[Record excerpts]
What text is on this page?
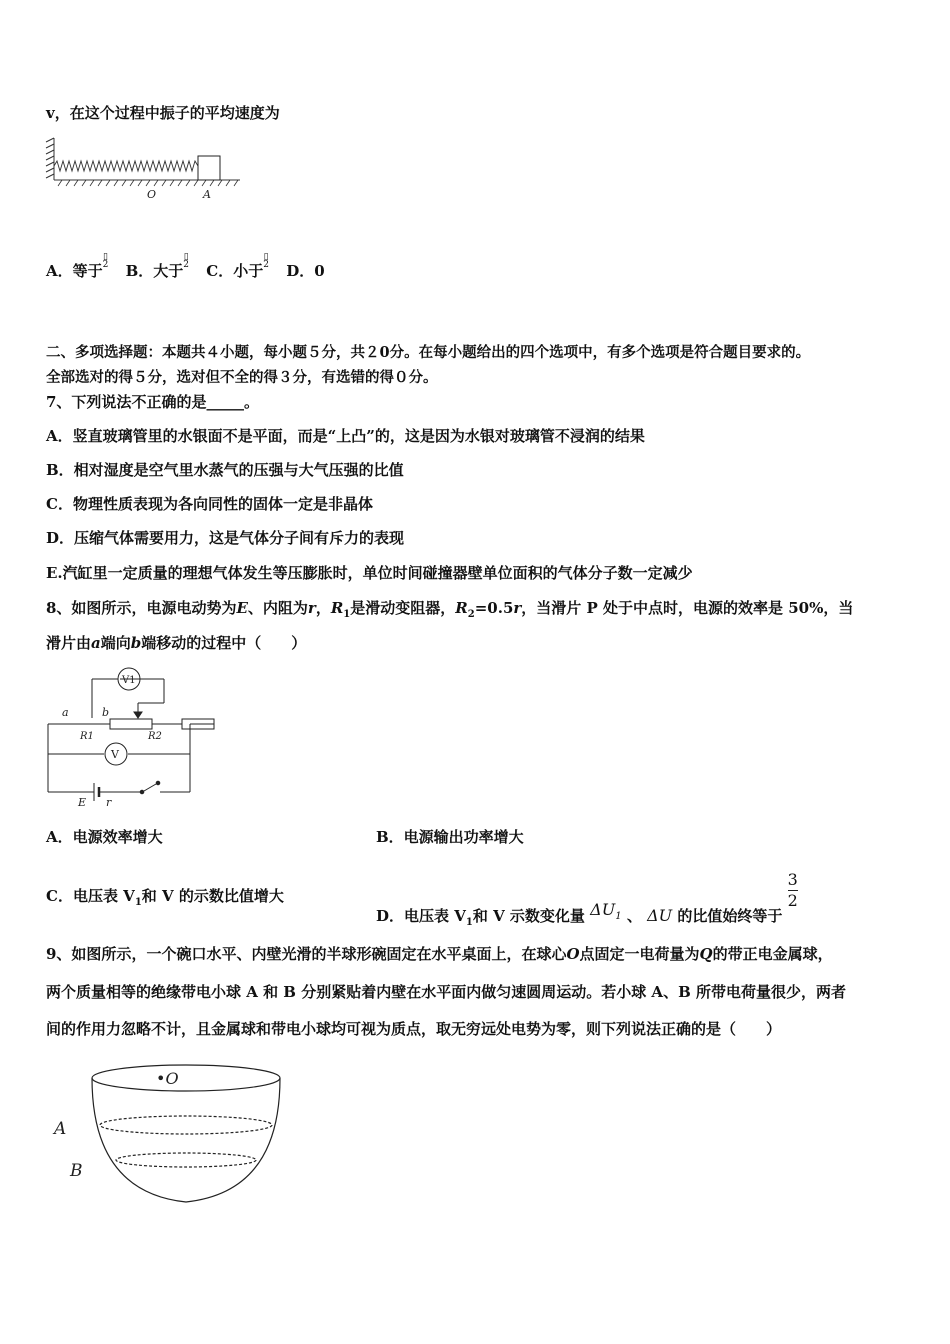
v，在这个过程中振子的平均速度为
O	A
A．等于▯
2 B．大于▯
2 C．小于▯
2 D．0
二、多项选择题：本题共４小题，每小题５分，共２0分。在每小题给出的四个选项中，有多个选项是符合题目要求的。
全部选对的得５分，选对但不全的得３分，有选错的得０分。
7、下列说法不正确的是_____。
A．竖直玻璃管里的水银面不是平面，而是“上凸”的，这是因为水银对玻璃管不浸润的结果
B．相对湿度是空气里水蒸气的压强与大气压强的比值
C．物理性质表现为各向同性的固体一定是非晶体
D．压缩气体需要用力，这是气体分子间有斥力的表现
E.汽缸里一定质量的理想气体发生等压膨胀时，单位时间碰撞器壁单位面积的气体分子数一定减少
8、如图所示，电源电动势为E、内阻为r，$R_1$是滑动变阻器，$R_2=0.5r$，当滑片 P 处于中点时，电源的效率是 50%，当
滑片由a端向b端移动的过程中（　　）
V1
V
a	b
R1	R2
E r
A．电源效率增大	B．电源输出功率增大
C．电压表 $V_1$和 V 的示数比值增大
D．电压表 $V_1$和 V 示数变化量 $\Delta U_1$ 、 ΔU 的比值始终等于 $\frac{3}{2}$
9、如图所示，一个碗口水平、内壁光滑的半球形碗固定在水平桌面上，在球心O点固定一电荷量为Q的带正电金属球，
两个质量相等的绝缘带电小球 A 和 B 分别紧贴着内壁在水平面内做匀速圆周运动。若小球 A、B 所带电荷量很少，两者
间的作用力忽略不计，且金属球和带电小球均可视为质点，取无穷远处电势为零，则下列说法正确的是（　　）
•O
A
B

[Task directions] Repeat the listing above exactly, with no pictures.

[Written answer]
What text is on this page?
v，在这个过程中振子的平均速度为
O	A
A．等于▯
2 B．大于▯
2 C．小于▯
2 D．0
二、多项选择题：本题共４小题，每小题５分，共２0分。在每小题给出的四个选项中，有多个选项是符合题目要求的。
全部选对的得５分，选对但不全的得３分，有选错的得０分。
7、下列说法不正确的是_____。
A．竖直玻璃管里的水银面不是平面，而是“上凸”的，这是因为水银对玻璃管不浸润的结果
B．相对湿度是空气里水蒸气的压强与大气压强的比值
C．物理性质表现为各向同性的固体一定是非晶体
D．压缩气体需要用力，这是气体分子间有斥力的表现
E.汽缸里一定质量的理想气体发生等压膨胀时，单位时间碰撞器壁单位面积的气体分子数一定减少
8、如图所示，电源电动势为E、内阻为r，$R_1$是滑动变阻器，$R_2=0.5r$，当滑片 P 处于中点时，电源的效率是 50%，当
滑片由a端向b端移动的过程中（　　）
V1
V
a	b
R1	R2
E r
A．电源效率增大	B．电源输出功率增大
C．电压表 $V_1$和 V 的示数比值增大
D．电压表 $V_1$和 V 示数变化量 $\Delta U_1$ 、 ΔU 的比值始终等于 $\frac{3}{2}$
9、如图所示，一个碗口水平、内壁光滑的半球形碗固定在水平桌面上，在球心O点固定一电荷量为Q的带正电金属球，
两个质量相等的绝缘带电小球 A 和 B 分别紧贴着内壁在水平面内做匀速圆周运动。若小球 A、B 所带电荷量很少，两者
间的作用力忽略不计，且金属球和带电小球均可视为质点，取无穷远处电势为零，则下列说法正确的是（　　）
•O
A
B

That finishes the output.